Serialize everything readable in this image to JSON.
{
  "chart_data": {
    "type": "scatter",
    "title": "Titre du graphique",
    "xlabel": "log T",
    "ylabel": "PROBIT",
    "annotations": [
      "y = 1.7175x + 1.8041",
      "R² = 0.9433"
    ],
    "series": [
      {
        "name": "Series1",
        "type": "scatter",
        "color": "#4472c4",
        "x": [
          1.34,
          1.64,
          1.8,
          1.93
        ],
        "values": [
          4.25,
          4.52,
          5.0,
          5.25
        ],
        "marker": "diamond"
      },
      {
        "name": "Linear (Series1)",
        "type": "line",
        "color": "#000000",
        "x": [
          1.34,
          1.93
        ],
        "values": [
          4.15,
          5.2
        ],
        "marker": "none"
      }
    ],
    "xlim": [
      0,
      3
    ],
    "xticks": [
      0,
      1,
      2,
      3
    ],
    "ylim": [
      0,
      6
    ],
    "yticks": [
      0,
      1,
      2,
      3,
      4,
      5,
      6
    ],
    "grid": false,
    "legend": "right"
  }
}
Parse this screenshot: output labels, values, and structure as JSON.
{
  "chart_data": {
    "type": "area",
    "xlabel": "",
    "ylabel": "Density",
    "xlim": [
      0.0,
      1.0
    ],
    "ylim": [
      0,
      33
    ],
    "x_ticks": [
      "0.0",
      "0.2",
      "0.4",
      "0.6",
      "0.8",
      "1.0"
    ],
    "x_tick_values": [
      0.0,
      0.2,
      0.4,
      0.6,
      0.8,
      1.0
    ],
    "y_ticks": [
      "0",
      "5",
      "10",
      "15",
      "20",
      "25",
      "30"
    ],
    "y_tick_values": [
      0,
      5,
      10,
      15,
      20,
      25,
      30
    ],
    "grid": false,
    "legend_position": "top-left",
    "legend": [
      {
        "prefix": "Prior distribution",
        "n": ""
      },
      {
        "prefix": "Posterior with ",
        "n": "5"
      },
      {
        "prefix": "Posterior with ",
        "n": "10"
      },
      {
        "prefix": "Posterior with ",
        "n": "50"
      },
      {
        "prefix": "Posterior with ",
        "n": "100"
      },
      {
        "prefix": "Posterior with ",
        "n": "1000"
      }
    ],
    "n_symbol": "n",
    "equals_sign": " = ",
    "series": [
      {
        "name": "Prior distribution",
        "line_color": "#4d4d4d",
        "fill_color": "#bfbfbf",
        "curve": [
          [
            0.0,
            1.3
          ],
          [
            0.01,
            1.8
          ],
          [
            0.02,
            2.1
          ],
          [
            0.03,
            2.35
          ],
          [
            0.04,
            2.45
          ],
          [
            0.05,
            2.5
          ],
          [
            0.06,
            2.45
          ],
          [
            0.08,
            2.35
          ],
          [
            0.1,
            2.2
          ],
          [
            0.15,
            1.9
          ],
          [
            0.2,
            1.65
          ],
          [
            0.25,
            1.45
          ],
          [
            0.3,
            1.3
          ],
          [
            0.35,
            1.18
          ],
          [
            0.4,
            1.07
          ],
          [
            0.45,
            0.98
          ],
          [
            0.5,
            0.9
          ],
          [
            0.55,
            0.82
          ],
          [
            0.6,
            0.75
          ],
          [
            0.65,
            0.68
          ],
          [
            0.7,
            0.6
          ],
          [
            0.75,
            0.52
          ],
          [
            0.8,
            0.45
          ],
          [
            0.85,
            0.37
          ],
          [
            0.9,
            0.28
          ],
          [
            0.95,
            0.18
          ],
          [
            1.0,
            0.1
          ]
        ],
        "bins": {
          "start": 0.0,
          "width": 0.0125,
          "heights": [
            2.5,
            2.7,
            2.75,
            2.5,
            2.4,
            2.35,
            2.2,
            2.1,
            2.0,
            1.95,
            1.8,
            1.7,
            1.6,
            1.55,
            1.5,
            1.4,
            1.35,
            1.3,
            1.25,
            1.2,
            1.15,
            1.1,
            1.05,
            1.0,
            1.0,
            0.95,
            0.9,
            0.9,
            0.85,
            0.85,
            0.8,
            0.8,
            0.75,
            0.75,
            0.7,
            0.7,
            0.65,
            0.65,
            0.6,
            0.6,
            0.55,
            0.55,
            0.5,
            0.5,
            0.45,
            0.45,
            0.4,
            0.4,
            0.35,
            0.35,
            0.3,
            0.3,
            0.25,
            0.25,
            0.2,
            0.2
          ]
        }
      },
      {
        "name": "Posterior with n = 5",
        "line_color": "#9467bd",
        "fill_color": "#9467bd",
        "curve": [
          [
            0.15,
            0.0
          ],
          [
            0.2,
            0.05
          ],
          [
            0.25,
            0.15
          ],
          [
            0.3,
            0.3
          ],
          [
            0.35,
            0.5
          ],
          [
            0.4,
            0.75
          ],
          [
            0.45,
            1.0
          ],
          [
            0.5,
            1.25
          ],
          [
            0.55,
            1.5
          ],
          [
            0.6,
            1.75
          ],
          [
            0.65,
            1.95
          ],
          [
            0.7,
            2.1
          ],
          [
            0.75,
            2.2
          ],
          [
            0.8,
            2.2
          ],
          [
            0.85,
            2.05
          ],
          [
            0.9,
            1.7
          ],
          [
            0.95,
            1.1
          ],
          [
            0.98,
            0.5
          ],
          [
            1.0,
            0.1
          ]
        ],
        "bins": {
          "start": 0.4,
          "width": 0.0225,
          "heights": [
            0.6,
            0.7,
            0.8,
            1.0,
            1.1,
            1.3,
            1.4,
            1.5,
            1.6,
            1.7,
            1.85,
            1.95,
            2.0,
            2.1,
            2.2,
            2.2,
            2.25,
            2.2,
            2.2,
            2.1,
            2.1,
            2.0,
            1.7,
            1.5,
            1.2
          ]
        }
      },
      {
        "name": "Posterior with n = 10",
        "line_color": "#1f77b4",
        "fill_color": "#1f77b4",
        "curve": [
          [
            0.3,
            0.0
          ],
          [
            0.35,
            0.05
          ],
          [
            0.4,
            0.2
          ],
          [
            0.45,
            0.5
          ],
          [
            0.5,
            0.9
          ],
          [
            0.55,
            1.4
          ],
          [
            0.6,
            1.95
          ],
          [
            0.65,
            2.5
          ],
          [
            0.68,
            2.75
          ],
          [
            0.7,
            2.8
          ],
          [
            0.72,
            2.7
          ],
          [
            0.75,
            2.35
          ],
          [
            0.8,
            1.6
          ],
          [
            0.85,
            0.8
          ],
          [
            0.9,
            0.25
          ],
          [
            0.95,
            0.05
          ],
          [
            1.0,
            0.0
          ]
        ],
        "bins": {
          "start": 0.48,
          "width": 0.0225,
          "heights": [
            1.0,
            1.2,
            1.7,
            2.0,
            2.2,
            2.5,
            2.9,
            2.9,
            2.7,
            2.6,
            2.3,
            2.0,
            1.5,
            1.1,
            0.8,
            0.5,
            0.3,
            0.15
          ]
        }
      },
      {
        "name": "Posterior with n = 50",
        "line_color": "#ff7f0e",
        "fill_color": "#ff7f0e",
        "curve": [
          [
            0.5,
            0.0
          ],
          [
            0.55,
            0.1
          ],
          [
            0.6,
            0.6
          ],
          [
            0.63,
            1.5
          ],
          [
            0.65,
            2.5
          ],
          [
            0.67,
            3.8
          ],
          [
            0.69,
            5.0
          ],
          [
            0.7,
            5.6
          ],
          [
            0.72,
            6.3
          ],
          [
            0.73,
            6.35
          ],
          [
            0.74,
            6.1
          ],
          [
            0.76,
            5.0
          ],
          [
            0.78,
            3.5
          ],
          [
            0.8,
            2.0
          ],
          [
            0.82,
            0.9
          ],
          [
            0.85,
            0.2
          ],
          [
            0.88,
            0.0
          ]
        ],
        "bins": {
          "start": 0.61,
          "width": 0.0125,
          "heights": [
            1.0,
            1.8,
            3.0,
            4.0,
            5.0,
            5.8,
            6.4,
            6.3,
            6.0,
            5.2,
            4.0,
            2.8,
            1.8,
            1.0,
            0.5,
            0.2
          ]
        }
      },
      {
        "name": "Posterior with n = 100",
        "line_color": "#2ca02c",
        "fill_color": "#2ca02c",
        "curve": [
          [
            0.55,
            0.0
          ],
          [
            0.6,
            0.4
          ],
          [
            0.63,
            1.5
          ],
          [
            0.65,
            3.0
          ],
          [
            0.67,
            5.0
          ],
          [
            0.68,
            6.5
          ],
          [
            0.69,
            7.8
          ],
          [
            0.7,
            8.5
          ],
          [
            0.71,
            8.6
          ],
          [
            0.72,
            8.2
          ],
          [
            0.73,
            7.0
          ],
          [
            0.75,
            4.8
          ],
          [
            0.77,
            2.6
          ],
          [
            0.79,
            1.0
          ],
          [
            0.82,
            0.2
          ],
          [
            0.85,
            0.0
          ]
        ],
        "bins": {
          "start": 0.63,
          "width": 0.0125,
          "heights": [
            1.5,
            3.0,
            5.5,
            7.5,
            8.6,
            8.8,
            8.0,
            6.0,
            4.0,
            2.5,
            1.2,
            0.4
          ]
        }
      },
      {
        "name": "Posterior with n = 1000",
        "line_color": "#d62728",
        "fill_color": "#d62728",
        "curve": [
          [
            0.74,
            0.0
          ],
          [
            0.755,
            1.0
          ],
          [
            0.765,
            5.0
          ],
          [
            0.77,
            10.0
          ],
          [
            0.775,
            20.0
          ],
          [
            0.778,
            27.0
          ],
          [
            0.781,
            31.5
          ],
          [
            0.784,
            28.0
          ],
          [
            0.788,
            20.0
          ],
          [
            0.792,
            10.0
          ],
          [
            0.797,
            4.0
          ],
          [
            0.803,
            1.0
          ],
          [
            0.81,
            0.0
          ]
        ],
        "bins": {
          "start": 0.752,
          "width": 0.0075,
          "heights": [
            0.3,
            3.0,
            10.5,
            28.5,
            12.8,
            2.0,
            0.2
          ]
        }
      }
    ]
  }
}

-=-=-=-=-

Short problem: What is the number of lines above that contain the string "this"? Answer with the number alone.

Worked answer: 2